* WHAT TO PRODUCE
Select and reproduce each line of the listing below that bears the string "Silver".

* SUPPLIED MATERIAL
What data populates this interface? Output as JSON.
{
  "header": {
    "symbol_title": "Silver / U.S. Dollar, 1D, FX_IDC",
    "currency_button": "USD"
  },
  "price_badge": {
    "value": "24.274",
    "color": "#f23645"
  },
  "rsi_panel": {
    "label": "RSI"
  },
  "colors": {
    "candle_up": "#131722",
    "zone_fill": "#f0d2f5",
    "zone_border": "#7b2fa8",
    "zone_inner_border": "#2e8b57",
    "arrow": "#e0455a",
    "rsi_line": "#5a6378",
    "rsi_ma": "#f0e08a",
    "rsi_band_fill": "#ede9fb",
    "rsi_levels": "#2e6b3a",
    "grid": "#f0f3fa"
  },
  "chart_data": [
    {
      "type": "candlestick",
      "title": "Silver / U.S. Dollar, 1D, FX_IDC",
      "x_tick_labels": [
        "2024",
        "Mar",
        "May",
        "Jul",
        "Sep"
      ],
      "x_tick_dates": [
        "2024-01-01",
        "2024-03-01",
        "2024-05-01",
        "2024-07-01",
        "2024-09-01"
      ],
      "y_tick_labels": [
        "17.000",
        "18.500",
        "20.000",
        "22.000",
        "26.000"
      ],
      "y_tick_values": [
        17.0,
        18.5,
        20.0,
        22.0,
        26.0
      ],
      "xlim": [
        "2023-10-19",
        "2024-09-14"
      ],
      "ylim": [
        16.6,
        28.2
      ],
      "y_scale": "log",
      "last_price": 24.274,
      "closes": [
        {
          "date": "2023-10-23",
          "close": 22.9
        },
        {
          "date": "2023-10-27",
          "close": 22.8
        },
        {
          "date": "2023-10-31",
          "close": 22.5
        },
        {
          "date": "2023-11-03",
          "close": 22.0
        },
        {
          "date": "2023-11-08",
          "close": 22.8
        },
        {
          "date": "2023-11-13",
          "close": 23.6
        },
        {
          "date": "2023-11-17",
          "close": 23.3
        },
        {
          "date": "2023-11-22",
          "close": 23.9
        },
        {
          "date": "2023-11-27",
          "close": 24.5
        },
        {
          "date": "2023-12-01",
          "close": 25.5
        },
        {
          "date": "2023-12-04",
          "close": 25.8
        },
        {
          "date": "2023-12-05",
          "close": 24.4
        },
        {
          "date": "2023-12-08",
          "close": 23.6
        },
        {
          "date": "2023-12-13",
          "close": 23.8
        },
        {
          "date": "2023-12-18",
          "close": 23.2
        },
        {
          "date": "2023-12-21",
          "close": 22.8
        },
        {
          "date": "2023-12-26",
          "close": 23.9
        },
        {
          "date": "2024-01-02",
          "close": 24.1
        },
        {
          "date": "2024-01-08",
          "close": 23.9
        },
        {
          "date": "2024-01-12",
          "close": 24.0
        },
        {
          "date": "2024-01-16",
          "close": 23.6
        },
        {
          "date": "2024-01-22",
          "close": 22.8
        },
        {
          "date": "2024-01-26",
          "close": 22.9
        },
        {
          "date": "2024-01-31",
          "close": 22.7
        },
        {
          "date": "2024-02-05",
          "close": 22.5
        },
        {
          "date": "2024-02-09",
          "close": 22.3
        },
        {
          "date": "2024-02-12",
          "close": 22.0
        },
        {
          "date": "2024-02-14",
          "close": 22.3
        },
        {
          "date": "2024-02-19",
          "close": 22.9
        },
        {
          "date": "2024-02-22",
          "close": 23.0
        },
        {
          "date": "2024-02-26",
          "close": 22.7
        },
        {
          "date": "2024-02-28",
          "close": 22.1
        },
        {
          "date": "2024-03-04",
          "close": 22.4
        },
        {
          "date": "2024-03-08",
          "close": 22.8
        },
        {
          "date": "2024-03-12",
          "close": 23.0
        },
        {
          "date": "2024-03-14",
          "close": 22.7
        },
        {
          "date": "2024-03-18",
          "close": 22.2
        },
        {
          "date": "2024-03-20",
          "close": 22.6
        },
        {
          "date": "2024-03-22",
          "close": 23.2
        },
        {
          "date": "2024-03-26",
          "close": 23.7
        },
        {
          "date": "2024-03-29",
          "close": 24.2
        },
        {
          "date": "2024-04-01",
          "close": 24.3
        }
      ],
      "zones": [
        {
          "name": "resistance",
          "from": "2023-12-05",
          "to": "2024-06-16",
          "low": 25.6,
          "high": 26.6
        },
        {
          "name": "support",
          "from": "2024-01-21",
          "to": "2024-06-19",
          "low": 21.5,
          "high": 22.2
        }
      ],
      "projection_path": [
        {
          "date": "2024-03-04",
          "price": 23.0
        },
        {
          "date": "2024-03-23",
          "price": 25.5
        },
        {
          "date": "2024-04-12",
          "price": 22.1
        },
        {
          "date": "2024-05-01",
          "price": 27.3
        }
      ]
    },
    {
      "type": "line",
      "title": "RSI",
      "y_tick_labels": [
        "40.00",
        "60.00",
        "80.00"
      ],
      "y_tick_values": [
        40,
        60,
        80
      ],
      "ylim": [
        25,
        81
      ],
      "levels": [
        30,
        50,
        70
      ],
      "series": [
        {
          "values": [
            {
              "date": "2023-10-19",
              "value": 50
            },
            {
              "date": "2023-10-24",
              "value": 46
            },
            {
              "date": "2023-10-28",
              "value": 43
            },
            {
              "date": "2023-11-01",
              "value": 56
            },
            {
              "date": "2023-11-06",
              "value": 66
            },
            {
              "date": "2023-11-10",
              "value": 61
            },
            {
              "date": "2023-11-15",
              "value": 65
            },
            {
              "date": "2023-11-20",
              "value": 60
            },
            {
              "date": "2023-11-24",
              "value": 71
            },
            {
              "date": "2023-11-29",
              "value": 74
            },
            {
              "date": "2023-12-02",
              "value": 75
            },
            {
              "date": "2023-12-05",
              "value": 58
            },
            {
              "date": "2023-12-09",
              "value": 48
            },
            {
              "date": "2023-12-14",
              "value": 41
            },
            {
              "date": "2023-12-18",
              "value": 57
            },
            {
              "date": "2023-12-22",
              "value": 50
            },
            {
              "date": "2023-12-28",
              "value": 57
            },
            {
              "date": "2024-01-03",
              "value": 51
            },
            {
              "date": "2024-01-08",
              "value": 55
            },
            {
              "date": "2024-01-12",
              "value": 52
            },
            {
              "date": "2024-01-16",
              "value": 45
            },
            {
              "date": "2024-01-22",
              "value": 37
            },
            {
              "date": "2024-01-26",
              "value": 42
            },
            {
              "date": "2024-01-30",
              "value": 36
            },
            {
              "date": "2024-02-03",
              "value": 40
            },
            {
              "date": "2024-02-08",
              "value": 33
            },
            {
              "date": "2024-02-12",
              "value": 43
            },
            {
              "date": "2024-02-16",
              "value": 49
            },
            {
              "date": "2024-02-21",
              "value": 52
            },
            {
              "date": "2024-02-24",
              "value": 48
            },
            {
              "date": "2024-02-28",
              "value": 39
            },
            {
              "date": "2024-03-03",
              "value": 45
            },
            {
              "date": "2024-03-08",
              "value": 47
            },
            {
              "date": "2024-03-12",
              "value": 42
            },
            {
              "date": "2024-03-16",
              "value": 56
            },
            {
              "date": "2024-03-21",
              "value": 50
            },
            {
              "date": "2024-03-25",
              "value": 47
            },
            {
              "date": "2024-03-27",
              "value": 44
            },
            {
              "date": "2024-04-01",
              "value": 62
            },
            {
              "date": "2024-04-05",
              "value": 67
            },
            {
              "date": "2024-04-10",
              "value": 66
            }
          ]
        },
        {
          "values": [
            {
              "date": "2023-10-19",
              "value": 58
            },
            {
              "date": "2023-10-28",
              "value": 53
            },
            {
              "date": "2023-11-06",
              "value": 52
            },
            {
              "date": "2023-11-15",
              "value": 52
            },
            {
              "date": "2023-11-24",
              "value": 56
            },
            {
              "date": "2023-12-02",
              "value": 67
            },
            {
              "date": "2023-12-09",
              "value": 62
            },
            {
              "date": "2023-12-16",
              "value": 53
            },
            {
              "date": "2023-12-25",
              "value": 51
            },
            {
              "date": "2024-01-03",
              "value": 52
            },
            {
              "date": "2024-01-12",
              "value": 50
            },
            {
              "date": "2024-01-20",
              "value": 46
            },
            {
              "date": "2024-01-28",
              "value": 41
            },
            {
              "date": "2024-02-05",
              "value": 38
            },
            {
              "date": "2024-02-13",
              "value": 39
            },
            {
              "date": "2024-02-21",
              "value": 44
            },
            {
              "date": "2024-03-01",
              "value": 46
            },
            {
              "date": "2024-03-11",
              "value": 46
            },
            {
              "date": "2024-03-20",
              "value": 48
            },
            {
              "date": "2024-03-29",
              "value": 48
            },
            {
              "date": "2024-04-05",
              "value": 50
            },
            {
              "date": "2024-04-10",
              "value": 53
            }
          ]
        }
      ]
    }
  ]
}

* FULL RESPONSE
    "symbol_title": "Silver / U.S. Dollar, 1D, FX_IDC",
      "title": "Silver / U.S. Dollar, 1D, FX_IDC",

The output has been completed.